#### [Brief]
The line that contains "Decode this image" and every line after it, down to the last one, must be restated word for word, with no pictures.

#### [Source material]
--------------------
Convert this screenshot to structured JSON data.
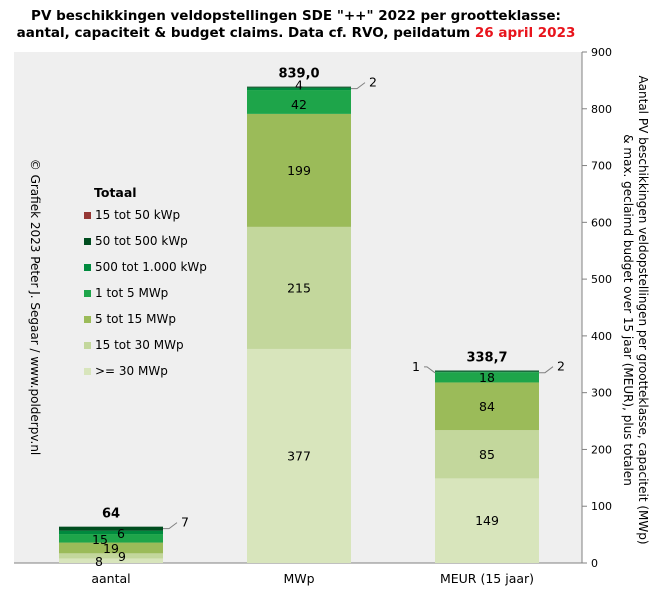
{
  "chart_data": {
    "type": "bar",
    "stacked": true,
    "title_line1": "PV beschikkingen  veldopstellingen SDE \"++\" 2022 per grootteklasse:",
    "title_line2": "aantal, capaciteit & budget claims. Data cf. RVO, peildatum",
    "title_date": "26 april 2023",
    "ylabel_line1": "Aantal PV beschikkingen veldopstellingen per grootteklasse, capaciteit (MWp)",
    "ylabel_line2": "& max. geclaimd budget over 15 jaar (MEUR), plus totalen",
    "copyright": "© Grafiek 2023 Peter J. Segaar / www.polderpv.nl",
    "ylim": [
      0,
      900
    ],
    "yticks": [
      "0",
      "100",
      "200",
      "300",
      "400",
      "500",
      "600",
      "700",
      "800",
      "900"
    ],
    "grid": false,
    "legend_position": "left",
    "legend_title": "Totaal",
    "categories": [
      "aantal",
      "MWp",
      "MEUR (15 jaar)"
    ],
    "totals": [
      "64",
      "839,0",
      "338,7"
    ],
    "total_values": [
      64,
      839.0,
      338.7
    ],
    "series": [
      {
        "name": ">= 30 MWp",
        "color": "#d8e5bc",
        "values": [
          8,
          377,
          149
        ],
        "labels": [
          "8",
          "377",
          "149"
        ]
      },
      {
        "name": "15 tot 30 MWp",
        "color": "#c3d79c",
        "values": [
          9,
          215,
          85
        ],
        "labels": [
          "9",
          "215",
          "85"
        ]
      },
      {
        "name": "5 tot 15 MWp",
        "color": "#9bbb59",
        "values": [
          19,
          199,
          84
        ],
        "labels": [
          "19",
          "199",
          "84"
        ]
      },
      {
        "name": "1 tot 5 MWp",
        "color": "#1ea54a",
        "values": [
          15,
          42,
          18
        ],
        "labels": [
          "15",
          "42",
          "18"
        ]
      },
      {
        "name": "500 tot 1.000 kWp",
        "color": "#008a3e",
        "values": [
          6,
          4,
          1
        ],
        "labels": [
          "6",
          "4",
          "1"
        ]
      },
      {
        "name": "50 tot 500 kWp",
        "color": "#004d1f",
        "values": [
          7,
          2,
          2
        ],
        "labels": [
          "7",
          "2",
          "2"
        ]
      },
      {
        "name": "15 tot 50 kWp",
        "color": "#953735",
        "values": [
          0,
          0,
          0
        ],
        "labels": [
          "",
          "",
          ""
        ]
      }
    ]
  },
  "colors": {
    "plot_background": "#efefef",
    "title_date": "#e8141c"
  }
}
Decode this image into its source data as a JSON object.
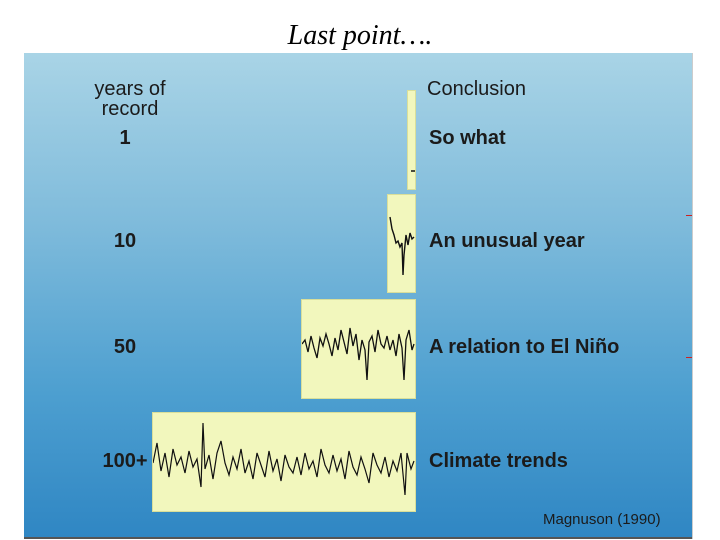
{
  "slide": {
    "title": "Last point…."
  },
  "headers": {
    "years": [
      "years of",
      "record"
    ],
    "conclusion": "Conclusion"
  },
  "rows": [
    {
      "years": "1",
      "conclusion": "So what"
    },
    {
      "years": "10",
      "conclusion": "An unusual year"
    },
    {
      "years": "50",
      "conclusion": "A relation to El Niño"
    },
    {
      "years": "100+",
      "conclusion": "Climate trends"
    }
  ],
  "citation": "Magnuson (1990)",
  "colors": {
    "box_fill": "#f2f7bd",
    "trace": "#111111",
    "annotation_red": "#cc2222"
  }
}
--------------------
#### [Task answer]
Decode this image into its source data as a JSON object.
{
  "slide": {
    "title": "Last point…."
  },
  "headers": {
    "years": [
      "years of",
      "record"
    ],
    "conclusion": "Conclusion"
  },
  "rows": [
    {
      "years": "1",
      "conclusion": "So what"
    },
    {
      "years": "10",
      "conclusion": "An unusual year"
    },
    {
      "years": "50",
      "conclusion": "A relation to El Niño"
    },
    {
      "years": "100+",
      "conclusion": "Climate trends"
    }
  ],
  "citation": "Magnuson (1990)",
  "colors": {
    "box_fill": "#f2f7bd",
    "trace": "#111111",
    "annotation_red": "#cc2222"
  }
}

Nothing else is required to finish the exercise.